===== Document text =====

Merge pull request #84 from vasqu/fix-mamba2-slow-path

[Mamba2] Fix slow path
fla-org · Nov 23, 2024 · 05ed6f8 · 05ed6f8
2 parents 5cc40c5 + 7c6c3d2
commit 05ed6f8
Showing 1 changed file with 14 additions and 16 deletions.
diff --git a/fla/models/mamba2/modeling_mamba2.py b/fla/models/mamba2/modeling_mamba2.py
@@ -542,46 +542,44 @@ def torch_forward(
             # This is the analog of a causal mask
             L = torch.exp(segment_sum(A))
 
-            # First, contraction of C and B to get G (attention-weights like)
+            # Contraction of C and B to get G (attention-weights like)
             # shape: (b, c, l, s, h, n)
             G_intermediate = C[:, :, :, None, :, :] * B[:, :, None, :, :, :]
             G = G_intermediate.sum(dim=-1)  # shape: (b, c, l, s, h)
 
-            # Step 2: Compute M, equivalent to applying attention mask to weights
+            # Compute M, equivalent to applying attention mask to weights
             M_intermediate = G[..., None] * L.permute(0, 2, 3, 4, 1)[..., None]
             M = M_intermediate.sum(dim=-1)
 
-            # Step 3: Compute Y_diag (apply to values)
-            Y_diag = (M[..., None] * hidden_states[:, :, None]).sum(3)
+            # Compute Y_diag (apply to values)
+            Y_diag = (M[..., None] * hidden_states[:, :, None]).sum(dim=3)
 
+            # 2. Compute the state for each intra-chunk
             # (right term of low-rank factorization of off-diagonal blocks; B terms)
-
             decay_states = torch.exp((A_cumsum[:, :, :, -1:] - A_cumsum))
-            B_decay_contraction = B * decay_states.permute(0, 2, 3, 1)[..., None]
-            # permute back B * decay states
-            states = (B_decay_contraction.permute(0, 1, 3, 2, 4)[..., None] *
-                      hidden_states.permute(0, 1, 3, 2, 4)[..., None, :]).sum(dim=3).permute(0, 1, 2, 4, 3)
+            B_decay = B * decay_states.permute(0, -2, -1, 1)[..., None]
+            states = (B_decay[..., None, :] * hidden_states[..., None]).sum(dim=2)
+
+            # 3. Compute the inter-chunk SSM recurrence; produces correct SSM states at chunk boundaries
+            # (middle term of factorization of off-diag blocks; A terms)
             if cache_params is not None and cache_params.seqlen_offset > 0:
                 previous_states = cache_params.ssm_states[self.layer_idx][:, None, ...]
             else:
                 previous_states = torch.zeros_like(states[:, :1])

===== Given entries =====

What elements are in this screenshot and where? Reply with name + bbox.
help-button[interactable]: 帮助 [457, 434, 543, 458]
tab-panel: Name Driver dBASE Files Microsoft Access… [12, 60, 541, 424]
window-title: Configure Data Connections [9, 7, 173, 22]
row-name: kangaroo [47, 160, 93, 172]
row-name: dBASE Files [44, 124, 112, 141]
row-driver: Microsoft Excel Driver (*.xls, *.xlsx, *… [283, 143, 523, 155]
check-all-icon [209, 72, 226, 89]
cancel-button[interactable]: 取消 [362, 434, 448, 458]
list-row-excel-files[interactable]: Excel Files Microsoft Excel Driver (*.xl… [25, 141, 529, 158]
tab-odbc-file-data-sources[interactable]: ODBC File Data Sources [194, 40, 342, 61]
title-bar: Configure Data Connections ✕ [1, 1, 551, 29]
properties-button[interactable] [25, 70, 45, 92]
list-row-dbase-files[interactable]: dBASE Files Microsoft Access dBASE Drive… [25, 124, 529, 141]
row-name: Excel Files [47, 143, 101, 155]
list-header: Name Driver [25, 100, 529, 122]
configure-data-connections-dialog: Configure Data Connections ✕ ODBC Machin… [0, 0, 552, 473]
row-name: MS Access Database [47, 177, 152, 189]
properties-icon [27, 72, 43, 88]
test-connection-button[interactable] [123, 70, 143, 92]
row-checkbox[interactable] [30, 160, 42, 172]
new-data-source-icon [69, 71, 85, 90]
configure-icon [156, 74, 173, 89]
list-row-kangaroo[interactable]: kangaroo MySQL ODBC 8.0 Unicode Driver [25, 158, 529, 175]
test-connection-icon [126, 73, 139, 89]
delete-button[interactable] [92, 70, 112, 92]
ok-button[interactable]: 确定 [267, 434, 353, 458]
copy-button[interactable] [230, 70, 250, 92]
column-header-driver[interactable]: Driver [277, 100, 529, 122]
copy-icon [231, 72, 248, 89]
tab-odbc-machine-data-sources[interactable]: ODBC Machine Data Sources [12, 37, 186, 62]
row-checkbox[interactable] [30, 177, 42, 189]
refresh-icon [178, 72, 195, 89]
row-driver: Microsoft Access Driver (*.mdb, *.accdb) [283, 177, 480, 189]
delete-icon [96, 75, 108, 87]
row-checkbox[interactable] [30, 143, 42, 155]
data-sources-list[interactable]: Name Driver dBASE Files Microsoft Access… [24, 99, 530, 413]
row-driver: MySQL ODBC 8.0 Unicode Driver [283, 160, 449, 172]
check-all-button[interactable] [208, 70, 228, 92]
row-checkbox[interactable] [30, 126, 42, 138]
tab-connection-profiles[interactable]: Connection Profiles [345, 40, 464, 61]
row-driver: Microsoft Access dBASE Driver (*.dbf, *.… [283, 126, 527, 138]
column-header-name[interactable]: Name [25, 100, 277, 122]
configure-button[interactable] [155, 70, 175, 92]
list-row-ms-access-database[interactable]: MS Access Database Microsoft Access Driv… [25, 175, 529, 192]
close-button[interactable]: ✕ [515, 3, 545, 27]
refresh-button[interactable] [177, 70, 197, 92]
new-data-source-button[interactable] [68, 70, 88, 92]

=====

- [Challenges]:
(a) Reproduce word for word the part of the Mamba2 commit from "G_intermediate = C[:, :, :, None, :, :]" to "hidden_states[:, :, None]).sum(dim=3)".
(b) Answer these questions from the Mamba2 commit:
(i) What is the number of the merged pull request?
(ii) How many additions and how many deletions does the changed file show?
(iii) According to the added comment numbered 2, what is computed?
Answer from the Mamba2 commit alone, not from the data.

- [Written responses]:
(a)
G_intermediate = C[:, :, :, None, :, :] * B[:, :, None, :, :, :]
             G = G_intermediate.sum(dim=-1)  # shape: (b, c, l, s, h)
 
-            # Step 2: Compute M, equivalent to applying attention mask to weights
+            # Compute M, equivalent to applying attention mask to weights
             M_intermediate = G[..., None] * L.permute(0, 2, 3, 4, 1)[..., None]
             M = M_intermediate.sum(dim=-1)
 
-            # Step 3: Compute Y_diag (apply to values)
-            Y_diag = (M[..., None] * hidden_states[:, :, None]).sum(3)
+            # Compute Y_diag (apply to values)
+            Y_diag = (M[..., None] * hidden_states[:, :, None]).sum(dim=3)

(b)
(i) #84
(ii) 14 additions and 16 deletions
(iii) The state for each intra-chunk